** START OF Raw records **

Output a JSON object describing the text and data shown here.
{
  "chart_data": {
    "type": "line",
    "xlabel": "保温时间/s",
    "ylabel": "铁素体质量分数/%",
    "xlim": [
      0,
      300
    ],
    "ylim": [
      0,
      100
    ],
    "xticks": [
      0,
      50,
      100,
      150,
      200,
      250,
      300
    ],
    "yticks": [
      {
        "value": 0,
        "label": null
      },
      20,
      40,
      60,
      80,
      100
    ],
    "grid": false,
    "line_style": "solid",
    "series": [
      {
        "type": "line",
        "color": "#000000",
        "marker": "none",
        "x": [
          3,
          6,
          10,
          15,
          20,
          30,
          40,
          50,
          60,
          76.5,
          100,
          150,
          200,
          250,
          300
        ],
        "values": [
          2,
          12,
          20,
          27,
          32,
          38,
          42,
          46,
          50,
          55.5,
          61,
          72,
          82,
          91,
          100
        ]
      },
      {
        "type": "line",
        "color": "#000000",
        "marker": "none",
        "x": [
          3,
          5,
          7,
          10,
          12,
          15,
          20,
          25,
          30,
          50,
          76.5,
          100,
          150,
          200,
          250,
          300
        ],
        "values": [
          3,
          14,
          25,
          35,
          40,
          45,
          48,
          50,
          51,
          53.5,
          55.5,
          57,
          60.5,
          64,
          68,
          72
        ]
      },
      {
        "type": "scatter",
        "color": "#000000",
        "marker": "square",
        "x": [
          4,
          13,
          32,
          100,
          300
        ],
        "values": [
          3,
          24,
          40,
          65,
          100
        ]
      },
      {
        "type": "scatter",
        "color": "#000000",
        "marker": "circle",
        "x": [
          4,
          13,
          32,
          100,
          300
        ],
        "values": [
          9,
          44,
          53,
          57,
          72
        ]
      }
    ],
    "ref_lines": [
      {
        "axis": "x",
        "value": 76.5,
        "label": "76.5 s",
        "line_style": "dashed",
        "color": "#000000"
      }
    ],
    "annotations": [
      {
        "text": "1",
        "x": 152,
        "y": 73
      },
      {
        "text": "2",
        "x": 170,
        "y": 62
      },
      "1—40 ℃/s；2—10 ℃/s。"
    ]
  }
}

** END OF Raw records **

# [Given request]
Find every line in the records above that holds the word "marker", and copy each one.

# [Right answer]
        "marker": "none",
        "marker": "none",
        "marker": "square",
        "marker": "circle",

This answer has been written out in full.